Source passage -
Eyes Above The Waves

Robert O'Callahan. Christian. Repatriate Kiwi. Hacker.

Tuesday 2 November 2010

Implementing A High-Performance Emulator In Javascript Using Run-Time Code Generation

For a while I've been thinking about exploiting fast browser JITs and JS "eval()" to build really fast emulators and other language runtimes. Tonight I was feeling jumpy so I went ahead and hacked something up.

I started by defining a really simple imaginary CPU instruction set, writing a simple program for that instruction set, and implementing a trivial interpreter to execute it. It executes 100M instructions in about 7.5 seconds (Firefox opt trunk on my laptop), which is already pretty good! But we can do a lot better.

My idea is to write a trace compiler in Javascript for the emulated CPU. It's actually very easy. When we need to execute CPU instructions starting at a given PC address, we build up a string containing the Javascript code that needs to be executed for each instruction starting at the given address. I terminate the trace after any branch instruction. I then wrap the code string up into a function and call eval() on it to get a real Javascript function I can execute to get the effect of the trace. From there the browser JIT will compile my function into real native machine code, which I can call over and over again, every time control reaches that address. We're effectively translating from the emulated CPU all the way down to bare-metal x86, and in just a couple of hundred lines of JS! (Ok, plus the JS engine :-).) This very hacked-together compiler runs 100M instructions in about 1.2 seconds. That's a 6x speedup over the interpreter, but more importantly it means I'm getting over 80MIPS of performance, in the browser! Insane!!!

Provided material -
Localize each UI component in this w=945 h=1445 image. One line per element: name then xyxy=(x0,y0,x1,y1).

Required work -
[A] Quote the blog post about the JavaScript emulator word for word, from "Eyes Above The" up to and including "a lot better.".
[B] Write what comes next in the blog post about building a fast emulator in JavaScript, picking up right after its final sentence.

Outputs for the tasks -
[A]
Eyes Above The Waves

Robert O'Callahan. Christian. Repatriate Kiwi. Hacker.

Tuesday 2 November 2010

Implementing A High-Performance Emulator In Javascript Using Run-Time Code Generation

For a while I've been thinking about exploiting fast browser JITs and JS "eval()" to build really fast emulators and other language runtimes. Tonight I was feeling jumpy so I went ahead and hacked something up.

I started by defining a really simple imaginary CPU instruction set, writing a simple program for that instruction set, and implementing a trivial interpreter to execute it. It executes 100M instructions in about 7.5 seconds (Firefox opt trunk on my laptop), which is already pretty good! But we can do a lot better.

[B]
The compiler is super-simple and it could probably be improved in many ways to get even better performance. The key optimization I implemented was to deal with the "cycle counter" my imaginary CPU has --- essentially an emulated interrupt timer that counts down once per instruction executed. I generate two versions of each trace --- one with cycle counter checks at each instruction, and another with all the checks removed and a simple guard at the top of the trace to ensure that the cycle counter won't fire before we reach the end of the trace; if the guard fails, we take the slow check-on-every-instruction path. The demo page shows the Javascript code that the compiler emits to do this.

Of course, there isn't anything special about JS here, you could do the same thing with Java or .NET bytecodes, or in other languages with "eval". Still, since there are a lot of browser-based emulators out there, it would be cool to see people try this technique. It's hard to predict how well it would do in a real emulator, but I have hopes. Real CPU instruction sets involve more complex instruction decoding than my toy, and the trace compiler is able to hide that.

Update I thought of a couple more simple optimizations overnight, plus Jesse suggested one, so I implemented them all in about 15 minutes. Developing compilers with an edit/reload cycle is fun!


  • Jesse suggested using "new Function(code)" instead of eval(). Total time now 1.05 seconds.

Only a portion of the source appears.